→ **REQUIRED WORK**
Express every line of the rows that follow as a JSON list of strings, one string per line, leaving out any blank lines.

[start of RECORDS SHOWN]

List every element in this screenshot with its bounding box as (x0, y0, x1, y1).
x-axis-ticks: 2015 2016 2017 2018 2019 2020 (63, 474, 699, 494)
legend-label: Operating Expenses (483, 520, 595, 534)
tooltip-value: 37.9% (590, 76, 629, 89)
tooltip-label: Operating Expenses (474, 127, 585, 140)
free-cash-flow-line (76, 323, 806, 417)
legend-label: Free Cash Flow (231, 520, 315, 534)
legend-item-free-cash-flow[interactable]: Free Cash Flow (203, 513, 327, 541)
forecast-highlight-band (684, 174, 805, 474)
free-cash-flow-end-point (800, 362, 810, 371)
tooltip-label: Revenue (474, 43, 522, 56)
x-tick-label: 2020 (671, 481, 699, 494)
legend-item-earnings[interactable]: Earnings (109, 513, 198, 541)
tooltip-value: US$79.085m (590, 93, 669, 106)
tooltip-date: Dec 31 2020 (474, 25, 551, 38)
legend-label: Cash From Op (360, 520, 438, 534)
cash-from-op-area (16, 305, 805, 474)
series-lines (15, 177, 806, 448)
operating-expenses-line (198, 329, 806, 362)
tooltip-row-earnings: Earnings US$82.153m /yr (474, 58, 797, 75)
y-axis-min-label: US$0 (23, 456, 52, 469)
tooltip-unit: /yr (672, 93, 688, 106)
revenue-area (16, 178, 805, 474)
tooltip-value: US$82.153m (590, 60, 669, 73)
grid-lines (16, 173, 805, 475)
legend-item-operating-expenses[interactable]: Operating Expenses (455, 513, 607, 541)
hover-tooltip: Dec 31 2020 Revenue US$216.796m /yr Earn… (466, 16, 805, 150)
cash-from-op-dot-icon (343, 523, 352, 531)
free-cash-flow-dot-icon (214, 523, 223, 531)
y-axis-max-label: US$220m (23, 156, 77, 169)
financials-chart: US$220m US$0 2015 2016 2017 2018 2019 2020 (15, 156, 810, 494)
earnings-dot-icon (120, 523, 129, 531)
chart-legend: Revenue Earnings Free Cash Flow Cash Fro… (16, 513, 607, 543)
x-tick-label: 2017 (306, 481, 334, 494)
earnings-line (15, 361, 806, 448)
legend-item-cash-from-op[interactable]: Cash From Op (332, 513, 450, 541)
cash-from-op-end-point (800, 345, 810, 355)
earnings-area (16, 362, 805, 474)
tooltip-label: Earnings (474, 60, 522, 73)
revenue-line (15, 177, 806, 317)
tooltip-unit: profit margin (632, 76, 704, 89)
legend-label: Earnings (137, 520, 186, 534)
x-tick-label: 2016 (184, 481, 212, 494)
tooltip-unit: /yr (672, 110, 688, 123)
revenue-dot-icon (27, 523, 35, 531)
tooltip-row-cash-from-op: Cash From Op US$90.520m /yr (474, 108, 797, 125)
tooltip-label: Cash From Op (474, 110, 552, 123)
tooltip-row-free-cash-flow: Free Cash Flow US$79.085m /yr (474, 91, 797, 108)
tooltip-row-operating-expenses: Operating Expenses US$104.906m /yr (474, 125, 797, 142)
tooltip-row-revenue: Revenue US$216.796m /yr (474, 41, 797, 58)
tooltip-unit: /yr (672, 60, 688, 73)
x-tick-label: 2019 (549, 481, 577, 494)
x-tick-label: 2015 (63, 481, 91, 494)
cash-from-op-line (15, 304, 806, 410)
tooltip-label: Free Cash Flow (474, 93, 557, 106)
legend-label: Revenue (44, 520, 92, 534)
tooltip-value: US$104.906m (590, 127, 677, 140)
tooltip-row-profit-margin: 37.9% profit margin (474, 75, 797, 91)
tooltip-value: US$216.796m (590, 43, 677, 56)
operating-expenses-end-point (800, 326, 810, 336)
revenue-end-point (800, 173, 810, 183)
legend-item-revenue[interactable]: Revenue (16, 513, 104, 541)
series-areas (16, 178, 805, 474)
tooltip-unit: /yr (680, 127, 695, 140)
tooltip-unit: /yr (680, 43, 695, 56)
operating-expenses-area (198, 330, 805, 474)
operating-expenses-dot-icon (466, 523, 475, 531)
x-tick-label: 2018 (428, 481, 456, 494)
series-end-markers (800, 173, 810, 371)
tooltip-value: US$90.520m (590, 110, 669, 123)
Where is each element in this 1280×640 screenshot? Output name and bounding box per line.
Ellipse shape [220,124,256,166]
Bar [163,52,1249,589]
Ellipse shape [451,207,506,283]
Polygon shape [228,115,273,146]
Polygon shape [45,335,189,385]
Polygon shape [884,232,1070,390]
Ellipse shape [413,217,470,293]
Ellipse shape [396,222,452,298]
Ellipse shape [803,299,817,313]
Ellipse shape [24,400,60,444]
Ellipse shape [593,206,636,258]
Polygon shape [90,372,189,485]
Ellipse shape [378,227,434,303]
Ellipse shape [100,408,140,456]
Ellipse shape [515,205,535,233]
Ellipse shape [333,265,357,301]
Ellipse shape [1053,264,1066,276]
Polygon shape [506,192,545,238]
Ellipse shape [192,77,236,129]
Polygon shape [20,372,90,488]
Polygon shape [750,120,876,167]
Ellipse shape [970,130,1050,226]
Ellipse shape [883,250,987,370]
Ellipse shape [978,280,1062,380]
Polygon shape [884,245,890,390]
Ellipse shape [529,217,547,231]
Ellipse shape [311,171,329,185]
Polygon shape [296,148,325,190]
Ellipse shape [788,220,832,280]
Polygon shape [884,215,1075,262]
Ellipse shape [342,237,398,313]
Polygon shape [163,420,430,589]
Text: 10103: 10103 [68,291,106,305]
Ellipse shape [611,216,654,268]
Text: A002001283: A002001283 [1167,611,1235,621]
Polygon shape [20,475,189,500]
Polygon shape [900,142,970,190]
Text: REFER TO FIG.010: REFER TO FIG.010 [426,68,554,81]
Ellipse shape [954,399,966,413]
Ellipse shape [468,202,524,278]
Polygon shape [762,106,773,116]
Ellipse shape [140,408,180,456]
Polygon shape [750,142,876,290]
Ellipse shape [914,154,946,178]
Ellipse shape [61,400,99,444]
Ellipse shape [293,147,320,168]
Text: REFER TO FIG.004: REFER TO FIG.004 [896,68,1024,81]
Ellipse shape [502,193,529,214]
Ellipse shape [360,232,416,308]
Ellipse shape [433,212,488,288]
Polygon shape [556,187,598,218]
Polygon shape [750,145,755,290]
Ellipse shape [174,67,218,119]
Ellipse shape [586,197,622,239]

[end of RECORDS SHOWN]

→ **SOLUTION TO THE PROBLEM**
[
  "List every element in this screenshot with its bounding box as (x0, y0, x1, y1).",
  "x-axis-ticks: 2015 2016 2017 2018 2019 2020 (63, 474, 699, 494)",
  "legend-label: Operating Expenses (483, 520, 595, 534)",
  "tooltip-value: 37.9% (590, 76, 629, 89)",
  "tooltip-label: Operating Expenses (474, 127, 585, 140)",
  "free-cash-flow-line (76, 323, 806, 417)",
  "legend-label: Free Cash Flow (231, 520, 315, 534)",
  "legend-item-free-cash-flow[interactable]: Free Cash Flow (203, 513, 327, 541)",
  "forecast-highlight-band (684, 174, 805, 474)",
  "free-cash-flow-end-point (800, 362, 810, 371)",
  "tooltip-label: Revenue (474, 43, 522, 56)",
  "x-tick-label: 2020 (671, 481, 699, 494)",
  "legend-item-earnings[interactable]: Earnings (109, 513, 198, 541)",
  "tooltip-value: US$79.085m (590, 93, 669, 106)",
  "tooltip-date: Dec 31 2020 (474, 25, 551, 38)",
  "legend-label: Cash From Op (360, 520, 438, 534)",
  "cash-from-op-area (16, 305, 805, 474)",
  "series-lines (15, 177, 806, 448)",
  "operating-expenses-line (198, 329, 806, 362)",
  "tooltip-row-earnings: Earnings US$82.153m /yr (474, 58, 797, 75)",
  "y-axis-min-label: US$0 (23, 456, 52, 469)",
  "tooltip-unit: /yr (672, 93, 688, 106)",
  "revenue-area (16, 178, 805, 474)",
  "tooltip-value: US$82.153m (590, 60, 669, 73)",
  "grid-lines (16, 173, 805, 475)",
  "legend-item-operating-expenses[interactable]: Operating Expenses (455, 513, 607, 541)",
  "hover-tooltip: Dec 31 2020 Revenue US$216.796m /yr Earn… (466, 16, 805, 150)",
  "cash-from-op-dot-icon (343, 523, 352, 531)",
  "free-cash-flow-dot-icon (214, 523, 223, 531)",
  "y-axis-max-label: US$220m (23, 156, 77, 169)",
  "financials-chart: US$220m US$0 2015 2016 2017 2018 2019 2020 (15, 156, 810, 494)",
  "earnings-dot-icon (120, 523, 129, 531)",
  "chart-legend: Revenue Earnings Free Cash Flow Cash Fro… (16, 513, 607, 543)",
  "x-tick-label: 2017 (306, 481, 334, 494)",
  "earnings-line (15, 361, 806, 448)",
  "legend-item-cash-from-op[interactable]: Cash From Op (332, 513, 450, 541)",
  "cash-from-op-end-point (800, 345, 810, 355)",
  "earnings-area (16, 362, 805, 474)",
  "tooltip-label: Earnings (474, 60, 522, 73)",
  "revenue-line (15, 177, 806, 317)",
  "tooltip-unit: profit margin (632, 76, 704, 89)",
  "legend-label: Earnings (137, 520, 186, 534)",
  "x-tick-label: 2016 (184, 481, 212, 494)",
  "tooltip-unit: /yr (672, 110, 688, 123)",
  "revenue-dot-icon (27, 523, 35, 531)",
  "tooltip-row-cash-from-op: Cash From Op US$90.520m /yr (474, 108, 797, 125)",
  "tooltip-label: Cash From Op (474, 110, 552, 123)",
  "tooltip-row-free-cash-flow: Free Cash Flow US$79.085m /yr (474, 91, 797, 108)",
  "tooltip-row-operating-expenses: Operating Expenses US$104.906m /yr (474, 125, 797, 142)",
  "tooltip-row-revenue: Revenue US$216.796m /yr (474, 41, 797, 58)",
  "tooltip-unit: /yr (672, 60, 688, 73)",
  "x-tick-label: 2019 (549, 481, 577, 494)",
  "x-tick-label: 2015 (63, 481, 91, 494)",
  "cash-from-op-line (15, 304, 806, 410)",
  "tooltip-label: Free Cash Flow (474, 93, 557, 106)",
  "legend-label: Revenue (44, 520, 92, 534)",
  "tooltip-value: US$104.906m (590, 127, 677, 140)",
  "tooltip-row-profit-margin: 37.9% profit margin (474, 75, 797, 91)",
  "tooltip-value: US$216.796m (590, 43, 677, 56)",
  "operating-expenses-end-point (800, 326, 810, 336)",
  "revenue-end-point (800, 173, 810, 183)",
  "legend-item-revenue[interactable]: Revenue (16, 513, 104, 541)",
  "series-areas (16, 178, 805, 474)",
  "tooltip-unit: /yr (680, 127, 695, 140)",
  "tooltip-unit: /yr (680, 43, 695, 56)",
  "operating-expenses-area (198, 330, 805, 474)",
  "operating-expenses-dot-icon (466, 523, 475, 531)",
  "x-tick-label: 2018 (428, 481, 456, 494)",
  "series-end-markers (800, 173, 810, 371)",
  "tooltip-value: US$90.520m (590, 110, 669, 123)",
  "Where is each element in this 1280×640 screenshot? Output name and bounding box per line.",
  "Ellipse shape [220,124,256,166]",
  "Bar [163,52,1249,589]",
  "Ellipse shape [451,207,506,283]",
  "Polygon shape [228,115,273,146]",
  "Polygon shape [45,335,189,385]",
  "Polygon shape [884,232,1070,390]",
  "Ellipse shape [413,217,470,293]",
  "Ellipse shape [396,222,452,298]",
  "Ellipse shape [803,299,817,313]",
  "Ellipse shape [24,400,60,444]",
  "Ellipse shape [593,206,636,258]",
  "Polygon shape [90,372,189,485]",
  "Ellipse shape [378,227,434,303]",
  "Ellipse shape [100,408,140,456]",
  "Ellipse shape [515,205,535,233]",
  "Ellipse shape [333,265,357,301]",
  "Ellipse shape [1053,264,1066,276]",
  "Polygon shape [506,192,545,238]",
  "Ellipse shape [192,77,236,129]",
  "Polygon shape [20,372,90,488]",
  "Polygon shape [750,120,876,167]",
  "Ellipse shape [970,130,1050,226]",
  "Ellipse shape [883,250,987,370]",
  "Ellipse shape [978,280,1062,380]",
  "Polygon shape [884,245,890,390]",
  "Ellipse shape [529,217,547,231]",
  "Ellipse shape [311,171,329,185]",
  "Polygon shape [296,148,325,190]",
  "Ellipse shape [788,220,832,280]",
  "Polygon shape [884,215,1075,262]",
  "Ellipse shape [342,237,398,313]",
  "Polygon shape [163,420,430,589]",
  "Text: 10103: 10103 [68,291,106,305]",
  "Ellipse shape [611,216,654,268]",
  "Text: A002001283: A002001283 [1167,611,1235,621]",
  "Polygon shape [20,475,189,500]",
  "Polygon shape [900,142,970,190]",
  "Text: REFER TO FIG.010: REFER TO FIG.010 [426,68,554,81]",
  "Ellipse shape [954,399,966,413]",
  "Ellipse shape [468,202,524,278]",
  "Polygon shape [762,106,773,116]",
  "Ellipse shape [140,408,180,456]",
  "Polygon shape [750,142,876,290]",
  "Ellipse shape [914,154,946,178]",
  "Ellipse shape [61,400,99,444]",
  "Ellipse shape [293,147,320,168]",
  "Text: REFER TO FIG.004: REFER TO FIG.004 [896,68,1024,81]",
  "Ellipse shape [502,193,529,214]",
  "Ellipse shape [360,232,416,308]",
  "Ellipse shape [433,212,488,288]",
  "Polygon shape [556,187,598,218]",
  "Polygon shape [750,145,755,290]",
  "Ellipse shape [174,67,218,119]",
  "Ellipse shape [586,197,622,239]"
]